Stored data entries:
- - - - - - -
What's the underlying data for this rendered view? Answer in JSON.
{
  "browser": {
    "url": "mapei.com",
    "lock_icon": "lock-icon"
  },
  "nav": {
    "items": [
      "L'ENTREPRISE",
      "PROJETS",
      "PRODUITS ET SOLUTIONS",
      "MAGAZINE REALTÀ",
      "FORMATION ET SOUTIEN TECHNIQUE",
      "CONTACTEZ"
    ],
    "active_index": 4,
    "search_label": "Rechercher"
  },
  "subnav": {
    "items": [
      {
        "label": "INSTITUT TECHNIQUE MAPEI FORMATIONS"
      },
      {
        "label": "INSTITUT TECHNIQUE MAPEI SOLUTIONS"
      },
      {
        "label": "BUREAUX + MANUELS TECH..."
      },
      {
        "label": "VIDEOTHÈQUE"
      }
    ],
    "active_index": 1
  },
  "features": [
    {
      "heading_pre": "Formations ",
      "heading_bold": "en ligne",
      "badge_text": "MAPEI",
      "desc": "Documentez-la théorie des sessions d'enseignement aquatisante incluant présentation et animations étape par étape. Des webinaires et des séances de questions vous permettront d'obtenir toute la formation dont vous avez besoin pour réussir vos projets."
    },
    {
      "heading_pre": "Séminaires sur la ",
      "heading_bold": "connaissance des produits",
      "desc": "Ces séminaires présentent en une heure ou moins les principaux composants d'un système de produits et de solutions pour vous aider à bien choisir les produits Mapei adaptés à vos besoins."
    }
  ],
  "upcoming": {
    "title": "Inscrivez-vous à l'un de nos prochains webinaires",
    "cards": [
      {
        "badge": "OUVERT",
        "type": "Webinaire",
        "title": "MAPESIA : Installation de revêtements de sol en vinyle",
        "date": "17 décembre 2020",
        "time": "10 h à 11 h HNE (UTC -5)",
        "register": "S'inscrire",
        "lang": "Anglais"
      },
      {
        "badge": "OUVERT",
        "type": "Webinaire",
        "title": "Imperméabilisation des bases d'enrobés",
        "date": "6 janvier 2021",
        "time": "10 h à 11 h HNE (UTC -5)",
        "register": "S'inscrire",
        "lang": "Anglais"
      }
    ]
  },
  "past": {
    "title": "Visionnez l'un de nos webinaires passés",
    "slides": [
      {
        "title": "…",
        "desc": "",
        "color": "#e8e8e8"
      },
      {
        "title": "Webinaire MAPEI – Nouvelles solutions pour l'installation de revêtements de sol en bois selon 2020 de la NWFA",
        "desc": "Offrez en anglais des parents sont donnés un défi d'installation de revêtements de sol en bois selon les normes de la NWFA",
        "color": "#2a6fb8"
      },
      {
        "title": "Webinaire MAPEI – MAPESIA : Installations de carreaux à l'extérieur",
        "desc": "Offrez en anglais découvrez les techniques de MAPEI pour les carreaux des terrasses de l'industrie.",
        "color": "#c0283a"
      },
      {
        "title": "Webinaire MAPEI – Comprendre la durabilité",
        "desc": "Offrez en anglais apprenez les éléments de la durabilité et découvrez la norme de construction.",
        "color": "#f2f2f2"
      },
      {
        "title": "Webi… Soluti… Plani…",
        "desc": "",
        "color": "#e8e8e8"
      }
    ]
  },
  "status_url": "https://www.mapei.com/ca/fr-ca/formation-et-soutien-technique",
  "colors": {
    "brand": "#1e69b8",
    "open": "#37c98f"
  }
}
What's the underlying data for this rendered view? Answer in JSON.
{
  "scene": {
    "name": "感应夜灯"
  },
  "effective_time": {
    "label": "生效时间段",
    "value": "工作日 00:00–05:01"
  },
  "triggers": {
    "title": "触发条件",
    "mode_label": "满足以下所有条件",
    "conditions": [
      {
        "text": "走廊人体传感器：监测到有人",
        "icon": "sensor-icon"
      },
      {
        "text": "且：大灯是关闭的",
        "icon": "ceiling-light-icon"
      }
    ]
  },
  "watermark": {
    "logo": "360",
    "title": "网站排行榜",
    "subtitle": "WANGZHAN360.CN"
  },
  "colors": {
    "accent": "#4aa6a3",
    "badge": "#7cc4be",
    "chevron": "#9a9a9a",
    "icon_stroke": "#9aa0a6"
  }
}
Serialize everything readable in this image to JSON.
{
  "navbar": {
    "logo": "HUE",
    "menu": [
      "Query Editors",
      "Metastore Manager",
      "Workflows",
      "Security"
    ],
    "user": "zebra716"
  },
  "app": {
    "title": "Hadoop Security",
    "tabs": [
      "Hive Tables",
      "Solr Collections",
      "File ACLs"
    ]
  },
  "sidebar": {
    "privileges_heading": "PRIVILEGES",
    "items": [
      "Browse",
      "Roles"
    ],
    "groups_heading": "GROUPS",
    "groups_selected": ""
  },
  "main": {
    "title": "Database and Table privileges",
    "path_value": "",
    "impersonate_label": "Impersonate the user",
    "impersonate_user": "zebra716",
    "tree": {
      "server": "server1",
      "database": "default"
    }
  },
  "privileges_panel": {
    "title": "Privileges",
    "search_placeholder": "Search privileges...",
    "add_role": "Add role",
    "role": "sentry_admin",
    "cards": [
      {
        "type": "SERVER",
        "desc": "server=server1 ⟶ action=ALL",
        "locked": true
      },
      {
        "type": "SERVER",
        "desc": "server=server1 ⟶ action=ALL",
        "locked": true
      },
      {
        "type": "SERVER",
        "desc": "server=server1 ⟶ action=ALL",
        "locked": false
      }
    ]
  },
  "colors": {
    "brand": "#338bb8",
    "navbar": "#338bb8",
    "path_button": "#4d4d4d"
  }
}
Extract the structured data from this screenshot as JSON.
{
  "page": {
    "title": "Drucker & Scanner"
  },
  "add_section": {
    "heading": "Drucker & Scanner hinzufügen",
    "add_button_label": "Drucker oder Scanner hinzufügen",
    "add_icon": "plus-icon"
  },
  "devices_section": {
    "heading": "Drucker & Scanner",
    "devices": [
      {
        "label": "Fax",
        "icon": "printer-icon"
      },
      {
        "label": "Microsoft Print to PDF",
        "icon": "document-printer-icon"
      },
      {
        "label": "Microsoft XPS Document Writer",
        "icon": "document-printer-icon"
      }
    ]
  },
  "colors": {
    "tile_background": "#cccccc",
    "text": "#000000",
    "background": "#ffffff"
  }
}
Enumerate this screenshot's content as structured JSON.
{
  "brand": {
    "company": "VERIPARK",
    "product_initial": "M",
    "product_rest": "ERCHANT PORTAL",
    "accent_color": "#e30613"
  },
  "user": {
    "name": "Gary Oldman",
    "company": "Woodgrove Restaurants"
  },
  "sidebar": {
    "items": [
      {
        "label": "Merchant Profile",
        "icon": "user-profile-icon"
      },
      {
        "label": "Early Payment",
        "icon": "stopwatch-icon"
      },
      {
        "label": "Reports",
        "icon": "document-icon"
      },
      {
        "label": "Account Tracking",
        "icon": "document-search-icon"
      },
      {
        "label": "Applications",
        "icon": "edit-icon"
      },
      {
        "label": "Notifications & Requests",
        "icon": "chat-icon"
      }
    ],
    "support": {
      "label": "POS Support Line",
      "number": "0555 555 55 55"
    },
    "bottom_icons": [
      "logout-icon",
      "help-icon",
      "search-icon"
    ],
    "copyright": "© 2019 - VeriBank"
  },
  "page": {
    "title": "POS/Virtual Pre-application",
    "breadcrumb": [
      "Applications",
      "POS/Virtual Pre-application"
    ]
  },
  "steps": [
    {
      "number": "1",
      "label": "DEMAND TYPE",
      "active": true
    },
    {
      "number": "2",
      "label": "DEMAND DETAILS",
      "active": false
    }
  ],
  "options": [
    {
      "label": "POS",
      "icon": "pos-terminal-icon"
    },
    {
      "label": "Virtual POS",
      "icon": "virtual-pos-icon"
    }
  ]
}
- - - - - - -
EXERCISE OBJECTIVE: Quote every entry exactly.

FULL RESPONSE:
What's the underlying data for this rendered view? Answer in JSON.
{
  "browser": {
    "url": "mapei.com",
    "lock_icon": "lock-icon"
  },
  "nav": {
    "items": [
      "L'ENTREPRISE",
      "PROJETS",
      "PRODUITS ET SOLUTIONS",
      "MAGAZINE REALTÀ",
      "FORMATION ET SOUTIEN TECHNIQUE",
      "CONTACTEZ"
    ],
    "active_index": 4,
    "search_label": "Rechercher"
  },
  "subnav": {
    "items": [
      {
        "label": "INSTITUT TECHNIQUE MAPEI FORMATIONS"
      },
      {
        "label": "INSTITUT TECHNIQUE MAPEI SOLUTIONS"
      },
      {
        "label": "BUREAUX + MANUELS TECH..."
      },
      {
        "label": "VIDEOTHÈQUE"
      }
    ],
    "active_index": 1
  },
  "features": [
    {
      "heading_pre": "Formations ",
      "heading_bold": "en ligne",
      "badge_text": "MAPEI",
      "desc": "Documentez-la théorie des sessions d'enseignement aquatisante incluant présentation et animations étape par étape. Des webinaires et des séances de questions vous permettront d'obtenir toute la formation dont vous avez besoin pour réussir vos projets."
    },
    {
      "heading_pre": "Séminaires sur la ",
      "heading_bold": "connaissance des produits",
      "desc": "Ces séminaires présentent en une heure ou moins les principaux composants d'un système de produits et de solutions pour vous aider à bien choisir les produits Mapei adaptés à vos besoins."
    }
  ],
  "upcoming": {
    "title": "Inscrivez-vous à l'un de nos prochains webinaires",
    "cards": [
      {
        "badge": "OUVERT",
        "type": "Webinaire",
        "title": "MAPESIA : Installation de revêtements de sol en vinyle",
        "date": "17 décembre 2020",
        "time": "10 h à 11 h HNE (UTC -5)",
        "register": "S'inscrire",
        "lang": "Anglais"
      },
      {
        "badge": "OUVERT",
        "type": "Webinaire",
        "title": "Imperméabilisation des bases d'enrobés",
        "date": "6 janvier 2021",
        "time": "10 h à 11 h HNE (UTC -5)",
        "register": "S'inscrire",
        "lang": "Anglais"
      }
    ]
  },
  "past": {
    "title": "Visionnez l'un de nos webinaires passés",
    "slides": [
      {
        "title": "…",
        "desc": "",
        "color": "#e8e8e8"
      },
      {
        "title": "Webinaire MAPEI – Nouvelles solutions pour l'installation de revêtements de sol en bois selon 2020 de la NWFA",
        "desc": "Offrez en anglais des parents sont donnés un défi d'installation de revêtements de sol en bois selon les normes de la NWFA",
        "color": "#2a6fb8"
      },
      {
        "title": "Webinaire MAPEI – MAPESIA : Installations de carreaux à l'extérieur",
        "desc": "Offrez en anglais découvrez les techniques de MAPEI pour les carreaux des terrasses de l'industrie.",
        "color": "#c0283a"
      },
      {
        "title": "Webinaire MAPEI – Comprendre la durabilité",
        "desc": "Offrez en anglais apprenez les éléments de la durabilité et découvrez la norme de construction.",
        "color": "#f2f2f2"
      },
      {
        "title": "Webi… Soluti… Plani…",
        "desc": "",
        "color": "#e8e8e8"
      }
    ]
  },
  "status_url": "https://www.mapei.com/ca/fr-ca/formation-et-soutien-technique",
  "colors": {
    "brand": "#1e69b8",
    "open": "#37c98f"
  }
}
What's the underlying data for this rendered view? Answer in JSON.
{
  "scene": {
    "name": "感应夜灯"
  },
  "effective_time": {
    "label": "生效时间段",
    "value": "工作日 00:00–05:01"
  },
  "triggers": {
    "title": "触发条件",
    "mode_label": "满足以下所有条件",
    "conditions": [
      {
        "text": "走廊人体传感器：监测到有人",
        "icon": "sensor-icon"
      },
      {
        "text": "且：大灯是关闭的",
        "icon": "ceiling-light-icon"
      }
    ]
  },
  "watermark": {
    "logo": "360",
    "title": "网站排行榜",
    "subtitle": "WANGZHAN360.CN"
  },
  "colors": {
    "accent": "#4aa6a3",
    "badge": "#7cc4be",
    "chevron": "#9a9a9a",
    "icon_stroke": "#9aa0a6"
  }
}
Serialize everything readable in this image to JSON.
{
  "navbar": {
    "logo": "HUE",
    "menu": [
      "Query Editors",
      "Metastore Manager",
      "Workflows",
      "Security"
    ],
    "user": "zebra716"
  },
  "app": {
    "title": "Hadoop Security",
    "tabs": [
      "Hive Tables",
      "Solr Collections",
      "File ACLs"
    ]
  },
  "sidebar": {
    "privileges_heading": "PRIVILEGES",
    "items": [
      "Browse",
      "Roles"
    ],
    "groups_heading": "GROUPS",
    "groups_selected": ""
  },
  "main": {
    "title": "Database and Table privileges",
    "path_value": "",
    "impersonate_label": "Impersonate the user",
    "impersonate_user": "zebra716",
    "tree": {
      "server": "server1",
      "database": "default"
    }
  },
  "privileges_panel": {
    "title": "Privileges",
    "search_placeholder": "Search privileges...",
    "add_role": "Add role",
    "role": "sentry_admin",
    "cards": [
      {
        "type": "SERVER",
        "desc": "server=server1 ⟶ action=ALL",
        "locked": true
      },
      {
        "type": "SERVER",
        "desc": "server=server1 ⟶ action=ALL",
        "locked": true
      },
      {
        "type": "SERVER",
        "desc": "server=server1 ⟶ action=ALL",
        "locked": false
      }
    ]
  },
  "colors": {
    "brand": "#338bb8",
    "navbar": "#338bb8",
    "path_button": "#4d4d4d"
  }
}
Extract the structured data from this screenshot as JSON.
{
  "page": {
    "title": "Drucker & Scanner"
  },
  "add_section": {
    "heading": "Drucker & Scanner hinzufügen",
    "add_button_label": "Drucker oder Scanner hinzufügen",
    "add_icon": "plus-icon"
  },
  "devices_section": {
    "heading": "Drucker & Scanner",
    "devices": [
      {
        "label": "Fax",
        "icon": "printer-icon"
      },
      {
        "label": "Microsoft Print to PDF",
        "icon": "document-printer-icon"
      },
      {
        "label": "Microsoft XPS Document Writer",
        "icon": "document-printer-icon"
      }
    ]
  },
  "colors": {
    "tile_background": "#cccccc",
    "text": "#000000",
    "background": "#ffffff"
  }
}
Enumerate this screenshot's content as structured JSON.
{
  "brand": {
    "company": "VERIPARK",
    "product_initial": "M",
    "product_rest": "ERCHANT PORTAL",
    "accent_color": "#e30613"
  },
  "user": {
    "name": "Gary Oldman",
    "company": "Woodgrove Restaurants"
  },
  "sidebar": {
    "items": [
      {
        "label": "Merchant Profile",
        "icon": "user-profile-icon"
      },
      {
        "label": "Early Payment",
        "icon": "stopwatch-icon"
      },
      {
        "label": "Reports",
        "icon": "document-icon"
      },
      {
        "label": "Account Tracking",
        "icon": "document-search-icon"
      },
      {
        "label": "Applications",
        "icon": "edit-icon"
      },
      {
        "label": "Notifications & Requests",
        "icon": "chat-icon"
      }
    ],
    "support": {
      "label": "POS Support Line",
      "number": "0555 555 55 55"
    },
    "bottom_icons": [
      "logout-icon",
      "help-icon",
      "search-icon"
    ],
    "copyright": "© 2019 - VeriBank"
  },
  "page": {
    "title": "POS/Virtual Pre-application",
    "breadcrumb": [
      "Applications",
      "POS/Virtual Pre-application"
    ]
  },
  "steps": [
    {
      "number": "1",
      "label": "DEMAND TYPE",
      "active": true
    },
    {
      "number": "2",
      "label": "DEMAND DETAILS",
      "active": false
    }
  ],
  "options": [
    {
      "label": "POS",
      "icon": "pos-terminal-icon"
    },
    {
      "label": "Virtual POS",
      "icon": "virtual-pos-icon"
    }
  ]
}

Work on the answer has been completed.